= What the task asks =
Output an exact reproduction of the data.

= Input =

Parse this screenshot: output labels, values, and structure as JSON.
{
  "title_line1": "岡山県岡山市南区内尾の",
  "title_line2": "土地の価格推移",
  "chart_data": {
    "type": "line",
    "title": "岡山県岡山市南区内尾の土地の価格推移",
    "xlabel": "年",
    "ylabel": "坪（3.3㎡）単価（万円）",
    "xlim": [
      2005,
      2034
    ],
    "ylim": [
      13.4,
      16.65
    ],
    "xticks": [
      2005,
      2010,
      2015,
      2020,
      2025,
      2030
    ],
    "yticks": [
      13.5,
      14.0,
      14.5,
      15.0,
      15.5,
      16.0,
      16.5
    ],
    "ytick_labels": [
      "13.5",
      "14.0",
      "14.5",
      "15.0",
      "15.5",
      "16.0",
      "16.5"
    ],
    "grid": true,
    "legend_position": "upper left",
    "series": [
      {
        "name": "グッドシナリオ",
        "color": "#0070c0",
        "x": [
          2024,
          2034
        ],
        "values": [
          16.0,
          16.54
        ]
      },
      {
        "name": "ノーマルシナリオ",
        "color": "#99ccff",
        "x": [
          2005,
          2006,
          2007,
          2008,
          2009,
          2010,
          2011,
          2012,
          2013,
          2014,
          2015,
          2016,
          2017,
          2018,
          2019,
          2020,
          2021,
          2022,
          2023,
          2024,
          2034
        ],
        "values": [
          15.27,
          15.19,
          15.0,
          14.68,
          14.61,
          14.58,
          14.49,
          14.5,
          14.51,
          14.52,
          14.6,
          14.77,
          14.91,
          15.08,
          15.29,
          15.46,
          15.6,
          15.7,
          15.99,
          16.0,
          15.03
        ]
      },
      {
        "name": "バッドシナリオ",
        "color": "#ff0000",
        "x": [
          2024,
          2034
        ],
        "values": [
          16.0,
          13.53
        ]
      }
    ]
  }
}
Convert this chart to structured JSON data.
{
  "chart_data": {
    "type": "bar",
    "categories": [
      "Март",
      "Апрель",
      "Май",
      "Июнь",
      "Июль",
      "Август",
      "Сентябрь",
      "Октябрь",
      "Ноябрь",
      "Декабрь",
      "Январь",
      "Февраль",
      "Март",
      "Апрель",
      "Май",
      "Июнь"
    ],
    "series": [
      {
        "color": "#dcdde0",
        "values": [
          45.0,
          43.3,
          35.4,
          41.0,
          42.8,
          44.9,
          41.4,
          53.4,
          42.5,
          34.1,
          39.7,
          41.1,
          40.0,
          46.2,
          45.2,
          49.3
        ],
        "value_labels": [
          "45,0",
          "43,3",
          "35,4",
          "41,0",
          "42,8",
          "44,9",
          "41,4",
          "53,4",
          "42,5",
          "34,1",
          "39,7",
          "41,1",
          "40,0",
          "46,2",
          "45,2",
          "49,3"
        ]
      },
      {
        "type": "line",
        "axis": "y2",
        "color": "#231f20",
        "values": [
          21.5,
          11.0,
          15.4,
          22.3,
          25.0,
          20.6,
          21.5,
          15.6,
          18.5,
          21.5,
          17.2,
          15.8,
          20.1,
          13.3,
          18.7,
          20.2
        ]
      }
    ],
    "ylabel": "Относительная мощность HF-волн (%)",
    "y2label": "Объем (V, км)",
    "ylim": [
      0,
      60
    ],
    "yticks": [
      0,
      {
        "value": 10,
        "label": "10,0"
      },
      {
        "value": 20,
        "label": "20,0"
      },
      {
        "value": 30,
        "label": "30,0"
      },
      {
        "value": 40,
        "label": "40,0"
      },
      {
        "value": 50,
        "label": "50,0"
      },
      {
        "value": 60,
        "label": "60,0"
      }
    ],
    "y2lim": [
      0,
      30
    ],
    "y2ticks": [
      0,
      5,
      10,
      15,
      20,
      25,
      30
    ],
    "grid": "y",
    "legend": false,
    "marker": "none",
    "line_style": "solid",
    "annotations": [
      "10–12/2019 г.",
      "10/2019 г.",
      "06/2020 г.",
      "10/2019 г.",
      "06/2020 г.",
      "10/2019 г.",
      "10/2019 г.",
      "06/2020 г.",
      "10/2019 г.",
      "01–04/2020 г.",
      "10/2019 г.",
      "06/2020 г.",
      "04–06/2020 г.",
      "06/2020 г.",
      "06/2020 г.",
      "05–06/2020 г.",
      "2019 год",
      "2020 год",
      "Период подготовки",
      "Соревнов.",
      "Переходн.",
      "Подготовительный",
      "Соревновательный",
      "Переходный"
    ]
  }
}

= Solution =
Parse this screenshot: output labels, values, and structure as JSON.
{
  "title_line1": "岡山県岡山市南区内尾の",
  "title_line2": "土地の価格推移",
  "chart_data": {
    "type": "line",
    "title": "岡山県岡山市南区内尾の土地の価格推移",
    "xlabel": "年",
    "ylabel": "坪（3.3㎡）単価（万円）",
    "xlim": [
      2005,
      2034
    ],
    "ylim": [
      13.4,
      16.65
    ],
    "xticks": [
      2005,
      2010,
      2015,
      2020,
      2025,
      2030
    ],
    "yticks": [
      13.5,
      14.0,
      14.5,
      15.0,
      15.5,
      16.0,
      16.5
    ],
    "ytick_labels": [
      "13.5",
      "14.0",
      "14.5",
      "15.0",
      "15.5",
      "16.0",
      "16.5"
    ],
    "grid": true,
    "legend_position": "upper left",
    "series": [
      {
        "name": "グッドシナリオ",
        "color": "#0070c0",
        "x": [
          2024,
          2034
        ],
        "values": [
          16.0,
          16.54
        ]
      },
      {
        "name": "ノーマルシナリオ",
        "color": "#99ccff",
        "x": [
          2005,
          2006,
          2007,
          2008,
          2009,
          2010,
          2011,
          2012,
          2013,
          2014,
          2015,
          2016,
          2017,
          2018,
          2019,
          2020,
          2021,
          2022,
          2023,
          2024,
          2034
        ],
        "values": [
          15.27,
          15.19,
          15.0,
          14.68,
          14.61,
          14.58,
          14.49,
          14.5,
          14.51,
          14.52,
          14.6,
          14.77,
          14.91,
          15.08,
          15.29,
          15.46,
          15.6,
          15.7,
          15.99,
          16.0,
          15.03
        ]
      },
      {
        "name": "バッドシナリオ",
        "color": "#ff0000",
        "x": [
          2024,
          2034
        ],
        "values": [
          16.0,
          13.53
        ]
      }
    ]
  }
}
Convert this chart to structured JSON data.
{
  "chart_data": {
    "type": "bar",
    "categories": [
      "Март",
      "Апрель",
      "Май",
      "Июнь",
      "Июль",
      "Август",
      "Сентябрь",
      "Октябрь",
      "Ноябрь",
      "Декабрь",
      "Январь",
      "Февраль",
      "Март",
      "Апрель",
      "Май",
      "Июнь"
    ],
    "series": [
      {
        "color": "#dcdde0",
        "values": [
          45.0,
          43.3,
          35.4,
          41.0,
          42.8,
          44.9,
          41.4,
          53.4,
          42.5,
          34.1,
          39.7,
          41.1,
          40.0,
          46.2,
          45.2,
          49.3
        ],
        "value_labels": [
          "45,0",
          "43,3",
          "35,4",
          "41,0",
          "42,8",
          "44,9",
          "41,4",
          "53,4",
          "42,5",
          "34,1",
          "39,7",
          "41,1",
          "40,0",
          "46,2",
          "45,2",
          "49,3"
        ]
      },
      {
        "type": "line",
        "axis": "y2",
        "color": "#231f20",
        "values": [
          21.5,
          11.0,
          15.4,
          22.3,
          25.0,
          20.6,
          21.5,
          15.6,
          18.5,
          21.5,
          17.2,
          15.8,
          20.1,
          13.3,
          18.7,
          20.2
        ]
      }
    ],
    "ylabel": "Относительная мощность HF-волн (%)",
    "y2label": "Объем (V, км)",
    "ylim": [
      0,
      60
    ],
    "yticks": [
      0,
      {
        "value": 10,
        "label": "10,0"
      },
      {
        "value": 20,
        "label": "20,0"
      },
      {
        "value": 30,
        "label": "30,0"
      },
      {
        "value": 40,
        "label": "40,0"
      },
      {
        "value": 50,
        "label": "50,0"
      },
      {
        "value": 60,
        "label": "60,0"
      }
    ],
    "y2lim": [
      0,
      30
    ],
    "y2ticks": [
      0,
      5,
      10,
      15,
      20,
      25,
      30
    ],
    "grid": "y",
    "legend": false,
    "marker": "none",
    "line_style": "solid",
    "annotations": [
      "10–12/2019 г.",
      "10/2019 г.",
      "06/2020 г.",
      "10/2019 г.",
      "06/2020 г.",
      "10/2019 г.",
      "10/2019 г.",
      "06/2020 г.",
      "10/2019 г.",
      "01–04/2020 г.",
      "10/2019 г.",
      "06/2020 г.",
      "04–06/2020 г.",
      "06/2020 г.",
      "06/2020 г.",
      "05–06/2020 г.",
      "2019 год",
      "2020 год",
      "Период подготовки",
      "Соревнов.",
      "Переходн.",
      "Подготовительный",
      "Соревновательный",
      "Переходный"
    ]
  }
}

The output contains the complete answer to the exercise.